SET PROBLEM: Every record should be repeated exactly, except that pictures are left out.

[Collection entries]
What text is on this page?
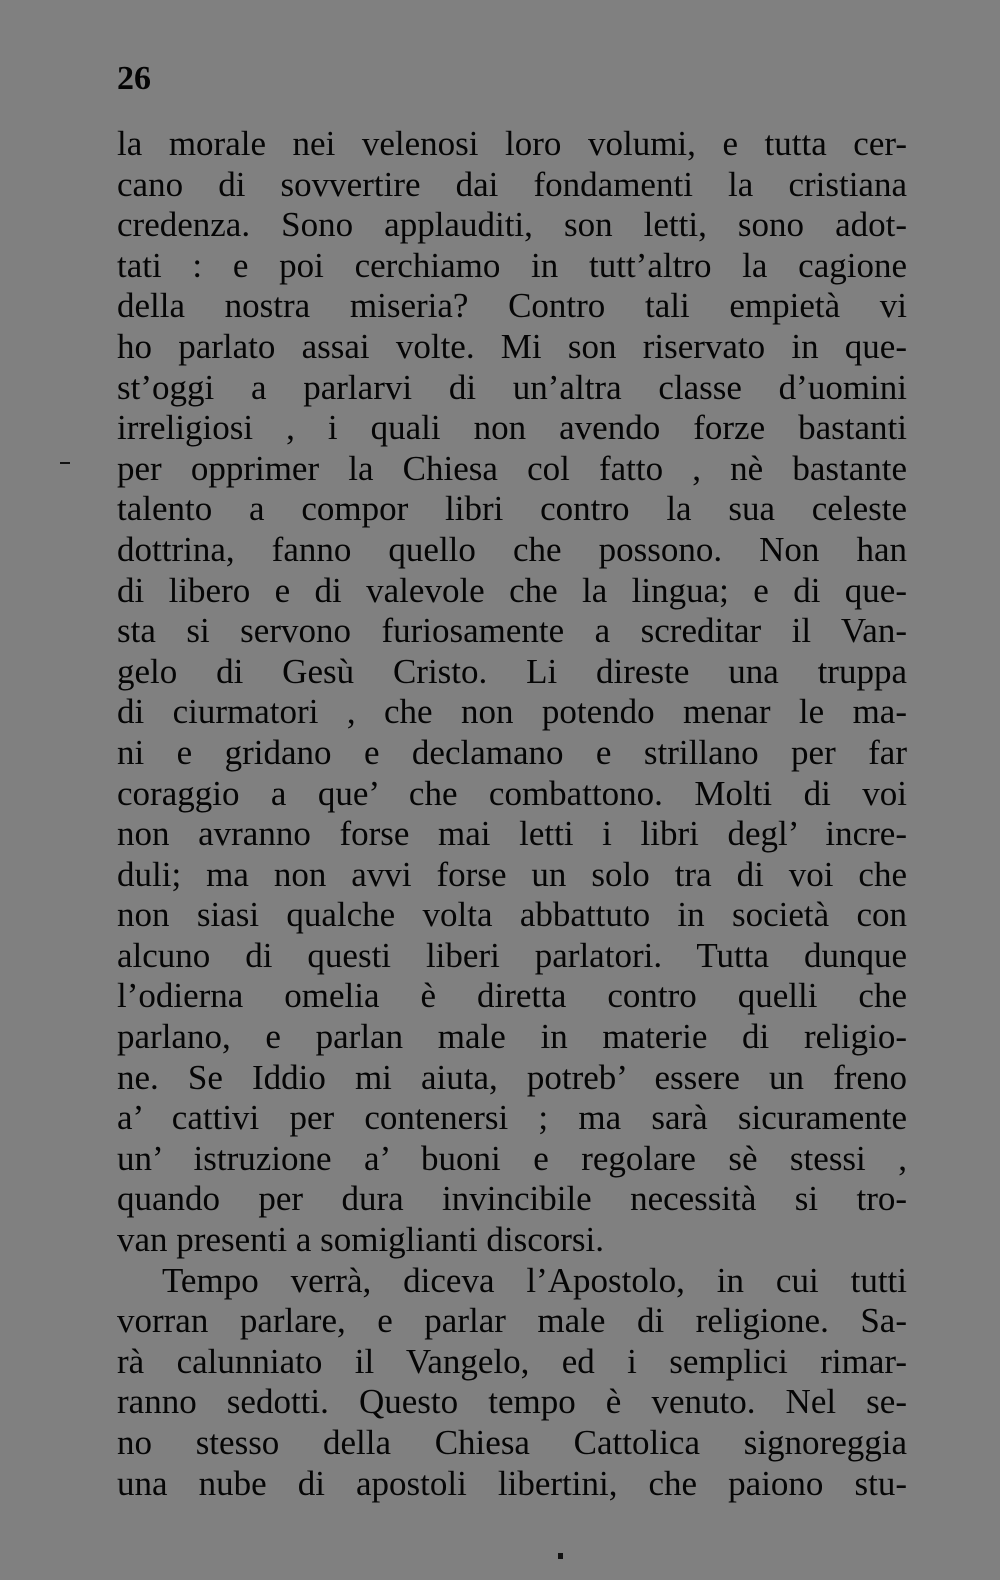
26
la morale nei velenosi loro volumi, e tutta cer-
cano di sovvertire dai fondamenti la cristiana
credenza. Sono applauditi, son letti, sono adot-
tati : e poi cerchiamo in tutt’altro la cagione
della nostra miseria? Contro tali empietà vi
ho parlato assai volte. Mi son riservato in que-
st’oggi a parlarvi di un’altra classe d’uomini
irreligiosi , i quali non avendo forze bastanti
per opprimer la Chiesa col fatto , nè bastante
talento a compor libri contro la sua celeste
dottrina, fanno quello che possono. Non han
di libero e di valevole che la lingua; e di que-
sta si servono furiosamente a screditar il Van-
gelo di Gesù Cristo. Li direste una truppa
di ciurmatori , che non potendo menar le ma-
ni e gridano e declamano e strillano per far
coraggio a que’ che combattono. Molti di voi
non avranno forse mai letti i libri degl’ incre-
duli; ma non avvi forse un solo tra di voi che
non siasi qualche volta abbattuto in società con
alcuno di questi liberi parlatori. Tutta dunque
l’odierna omelia è diretta contro quelli che
parlano, e parlan male in materie di religio-
ne. Se Iddio mi aiuta, potreb’ essere un freno
a’ cattivi per contenersi ; ma sarà sicuramente
un’ istruzione a’ buoni e regolare sè stessi ,
quando per dura invincibile necessità si tro-
van presenti a somiglianti discorsi.
Tempo verrà, diceva l’Apostolo, in cui tutti
vorran parlare, e parlar male di religione. Sa-
rà calunniato il Vangelo, ed i semplici rimar-
ranno sedotti. Questo tempo è venuto. Nel se-
no stesso della Chiesa Cattolica signoreggia
una nube di apostoli libertini, che paiono stu-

FINAL RESULT:
What text is on this page?
26
la morale nei velenosi loro volumi, e tutta cer-
cano di sovvertire dai fondamenti la cristiana
credenza. Sono applauditi, son letti, sono adot-
tati : e poi cerchiamo in tutt’altro la cagione
della nostra miseria? Contro tali empietà vi
ho parlato assai volte. Mi son riservato in que-
st’oggi a parlarvi di un’altra classe d’uomini
irreligiosi , i quali non avendo forze bastanti
per opprimer la Chiesa col fatto , nè bastante
talento a compor libri contro la sua celeste
dottrina, fanno quello che possono. Non han
di libero e di valevole che la lingua; e di que-
sta si servono furiosamente a screditar il Van-
gelo di Gesù Cristo. Li direste una truppa
di ciurmatori , che non potendo menar le ma-
ni e gridano e declamano e strillano per far
coraggio a que’ che combattono. Molti di voi
non avranno forse mai letti i libri degl’ incre-
duli; ma non avvi forse un solo tra di voi che
non siasi qualche volta abbattuto in società con
alcuno di questi liberi parlatori. Tutta dunque
l’odierna omelia è diretta contro quelli che
parlano, e parlan male in materie di religio-
ne. Se Iddio mi aiuta, potreb’ essere un freno
a’ cattivi per contenersi ; ma sarà sicuramente
un’ istruzione a’ buoni e regolare sè stessi ,
quando per dura invincibile necessità si tro-
van presenti a somiglianti discorsi.
Tempo verrà, diceva l’Apostolo, in cui tutti
vorran parlare, e parlar male di religione. Sa-
rà calunniato il Vangelo, ed i semplici rimar-
ranno sedotti. Questo tempo è venuto. Nel se-
no stesso della Chiesa Cattolica signoreggia
una nube di apostoli libertini, che paiono stu-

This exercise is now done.